▸ **Provided data**
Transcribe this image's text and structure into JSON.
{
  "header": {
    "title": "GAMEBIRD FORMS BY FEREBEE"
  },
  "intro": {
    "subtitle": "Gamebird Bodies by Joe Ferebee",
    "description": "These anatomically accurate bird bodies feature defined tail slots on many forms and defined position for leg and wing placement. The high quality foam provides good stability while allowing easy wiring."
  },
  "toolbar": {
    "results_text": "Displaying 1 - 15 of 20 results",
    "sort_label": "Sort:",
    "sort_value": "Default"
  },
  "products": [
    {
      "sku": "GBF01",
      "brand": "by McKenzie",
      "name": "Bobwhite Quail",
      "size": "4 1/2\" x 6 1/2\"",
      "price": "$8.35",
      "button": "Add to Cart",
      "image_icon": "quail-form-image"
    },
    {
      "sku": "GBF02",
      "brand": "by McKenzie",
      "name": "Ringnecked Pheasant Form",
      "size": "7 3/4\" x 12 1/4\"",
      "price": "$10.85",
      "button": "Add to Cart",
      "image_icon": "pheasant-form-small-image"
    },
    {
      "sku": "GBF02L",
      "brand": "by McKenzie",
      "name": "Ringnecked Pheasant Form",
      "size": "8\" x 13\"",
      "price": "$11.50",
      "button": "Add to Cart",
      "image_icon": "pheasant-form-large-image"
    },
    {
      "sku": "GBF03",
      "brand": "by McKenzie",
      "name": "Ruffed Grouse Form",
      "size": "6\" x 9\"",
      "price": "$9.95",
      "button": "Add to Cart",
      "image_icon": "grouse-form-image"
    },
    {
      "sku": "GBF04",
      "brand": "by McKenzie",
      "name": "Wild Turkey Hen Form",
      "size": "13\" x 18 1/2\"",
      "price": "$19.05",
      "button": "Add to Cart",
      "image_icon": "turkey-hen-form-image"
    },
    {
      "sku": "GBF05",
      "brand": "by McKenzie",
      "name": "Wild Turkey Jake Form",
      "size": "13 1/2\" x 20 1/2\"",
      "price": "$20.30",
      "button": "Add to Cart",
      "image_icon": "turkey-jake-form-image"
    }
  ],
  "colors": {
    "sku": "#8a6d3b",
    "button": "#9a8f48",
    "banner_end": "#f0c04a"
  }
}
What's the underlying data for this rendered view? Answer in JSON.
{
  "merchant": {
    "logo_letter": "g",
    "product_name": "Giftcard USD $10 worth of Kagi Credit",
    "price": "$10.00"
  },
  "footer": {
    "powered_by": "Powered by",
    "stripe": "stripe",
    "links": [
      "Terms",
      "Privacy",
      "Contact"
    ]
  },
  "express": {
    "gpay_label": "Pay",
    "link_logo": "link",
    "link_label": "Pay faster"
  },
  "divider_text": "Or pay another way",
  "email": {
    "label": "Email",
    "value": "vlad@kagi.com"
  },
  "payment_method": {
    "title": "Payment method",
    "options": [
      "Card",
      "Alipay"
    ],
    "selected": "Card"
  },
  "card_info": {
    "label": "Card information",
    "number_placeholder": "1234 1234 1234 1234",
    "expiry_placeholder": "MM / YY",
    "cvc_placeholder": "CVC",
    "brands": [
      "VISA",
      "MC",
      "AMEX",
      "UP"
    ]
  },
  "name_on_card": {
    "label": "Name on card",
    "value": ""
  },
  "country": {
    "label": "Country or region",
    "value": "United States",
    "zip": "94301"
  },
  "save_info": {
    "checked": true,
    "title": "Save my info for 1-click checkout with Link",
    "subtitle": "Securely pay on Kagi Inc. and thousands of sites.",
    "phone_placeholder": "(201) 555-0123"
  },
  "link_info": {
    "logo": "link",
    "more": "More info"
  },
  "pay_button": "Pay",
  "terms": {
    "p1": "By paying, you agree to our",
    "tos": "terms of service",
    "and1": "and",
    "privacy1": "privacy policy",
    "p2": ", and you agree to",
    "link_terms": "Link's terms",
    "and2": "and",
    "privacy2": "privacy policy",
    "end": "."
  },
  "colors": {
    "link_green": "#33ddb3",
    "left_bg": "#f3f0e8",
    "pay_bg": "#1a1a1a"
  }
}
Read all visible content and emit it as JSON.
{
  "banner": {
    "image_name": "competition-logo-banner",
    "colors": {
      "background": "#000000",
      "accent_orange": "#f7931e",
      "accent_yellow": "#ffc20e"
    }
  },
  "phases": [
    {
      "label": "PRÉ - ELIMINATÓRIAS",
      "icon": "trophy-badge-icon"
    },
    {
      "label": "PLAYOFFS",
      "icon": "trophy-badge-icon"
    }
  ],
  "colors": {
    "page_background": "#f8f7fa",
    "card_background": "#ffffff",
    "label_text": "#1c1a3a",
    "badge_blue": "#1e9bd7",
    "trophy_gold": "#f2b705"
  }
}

▸ **What this task involves**
Transcribe word for word the lines from the one holding "Read all visible content and emit it as JSON." to the last line of the listing above, inclusive.

▸ **Result of the task**
Read all visible content and emit it as JSON.
{
  "banner": {
    "image_name": "competition-logo-banner",
    "colors": {
      "background": "#000000",
      "accent_orange": "#f7931e",
      "accent_yellow": "#ffc20e"
    }
  },
  "phases": [
    {
      "label": "PRÉ - ELIMINATÓRIAS",
      "icon": "trophy-badge-icon"
    },
    {
      "label": "PLAYOFFS",
      "icon": "trophy-badge-icon"
    }
  ],
  "colors": {
    "page_background": "#f8f7fa",
    "card_background": "#ffffff",
    "label_text": "#1c1a3a",
    "badge_blue": "#1e9bd7",
    "trophy_gold": "#f2b705"
  }
}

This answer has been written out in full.